RECORDS SHOWN:
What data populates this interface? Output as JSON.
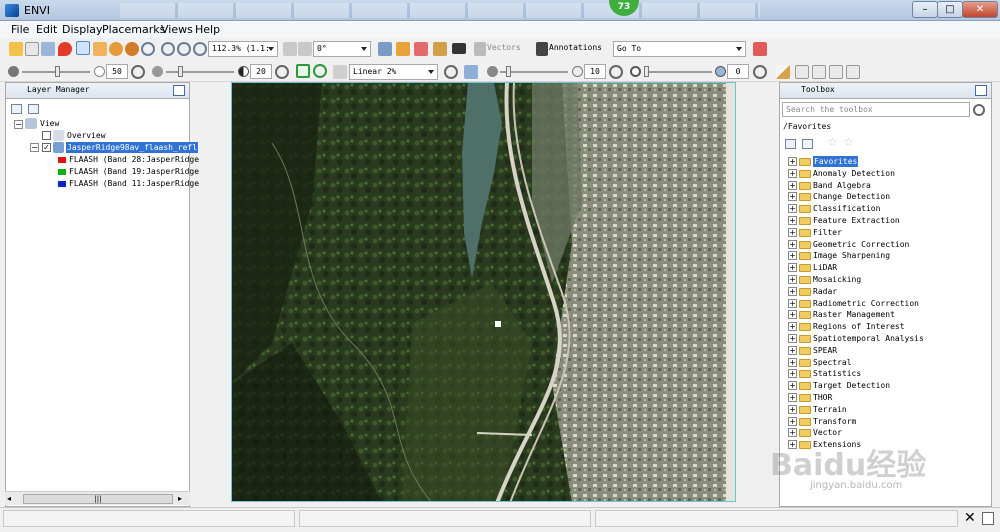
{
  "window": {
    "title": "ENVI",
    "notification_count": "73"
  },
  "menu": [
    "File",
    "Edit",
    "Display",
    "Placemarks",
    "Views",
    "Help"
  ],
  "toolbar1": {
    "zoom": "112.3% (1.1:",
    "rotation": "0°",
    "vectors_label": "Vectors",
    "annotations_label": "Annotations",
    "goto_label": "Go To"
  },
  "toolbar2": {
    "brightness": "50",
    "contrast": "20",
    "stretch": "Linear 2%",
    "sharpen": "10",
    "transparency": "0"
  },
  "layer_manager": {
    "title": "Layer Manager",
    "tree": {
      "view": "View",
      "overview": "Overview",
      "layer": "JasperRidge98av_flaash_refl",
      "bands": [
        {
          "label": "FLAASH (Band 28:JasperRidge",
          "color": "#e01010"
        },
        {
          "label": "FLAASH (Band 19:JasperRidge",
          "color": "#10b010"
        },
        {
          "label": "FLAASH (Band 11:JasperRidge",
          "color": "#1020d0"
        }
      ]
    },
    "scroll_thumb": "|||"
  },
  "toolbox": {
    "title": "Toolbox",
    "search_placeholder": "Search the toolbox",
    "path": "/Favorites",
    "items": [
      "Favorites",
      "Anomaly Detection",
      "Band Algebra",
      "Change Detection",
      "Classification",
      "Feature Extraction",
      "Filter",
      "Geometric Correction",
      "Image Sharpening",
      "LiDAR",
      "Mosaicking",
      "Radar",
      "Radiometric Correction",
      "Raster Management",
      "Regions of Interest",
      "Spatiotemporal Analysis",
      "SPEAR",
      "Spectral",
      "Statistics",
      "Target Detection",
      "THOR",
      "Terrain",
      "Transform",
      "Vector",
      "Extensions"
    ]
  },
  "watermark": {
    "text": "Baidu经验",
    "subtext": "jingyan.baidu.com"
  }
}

CHALLENGE:
Transcribe the whole listing, character for character, but not its images.

REPLY:
What data populates this interface? Output as JSON.
{
  "window": {
    "title": "ENVI",
    "notification_count": "73"
  },
  "menu": [
    "File",
    "Edit",
    "Display",
    "Placemarks",
    "Views",
    "Help"
  ],
  "toolbar1": {
    "zoom": "112.3% (1.1:",
    "rotation": "0°",
    "vectors_label": "Vectors",
    "annotations_label": "Annotations",
    "goto_label": "Go To"
  },
  "toolbar2": {
    "brightness": "50",
    "contrast": "20",
    "stretch": "Linear 2%",
    "sharpen": "10",
    "transparency": "0"
  },
  "layer_manager": {
    "title": "Layer Manager",
    "tree": {
      "view": "View",
      "overview": "Overview",
      "layer": "JasperRidge98av_flaash_refl",
      "bands": [
        {
          "label": "FLAASH (Band 28:JasperRidge",
          "color": "#e01010"
        },
        {
          "label": "FLAASH (Band 19:JasperRidge",
          "color": "#10b010"
        },
        {
          "label": "FLAASH (Band 11:JasperRidge",
          "color": "#1020d0"
        }
      ]
    },
    "scroll_thumb": "|||"
  },
  "toolbox": {
    "title": "Toolbox",
    "search_placeholder": "Search the toolbox",
    "path": "/Favorites",
    "items": [
      "Favorites",
      "Anomaly Detection",
      "Band Algebra",
      "Change Detection",
      "Classification",
      "Feature Extraction",
      "Filter",
      "Geometric Correction",
      "Image Sharpening",
      "LiDAR",
      "Mosaicking",
      "Radar",
      "Radiometric Correction",
      "Raster Management",
      "Regions of Interest",
      "Spatiotemporal Analysis",
      "SPEAR",
      "Spectral",
      "Statistics",
      "Target Detection",
      "THOR",
      "Terrain",
      "Transform",
      "Vector",
      "Extensions"
    ]
  },
  "watermark": {
    "text": "Baidu经验",
    "subtext": "jingyan.baidu.com"
  }
}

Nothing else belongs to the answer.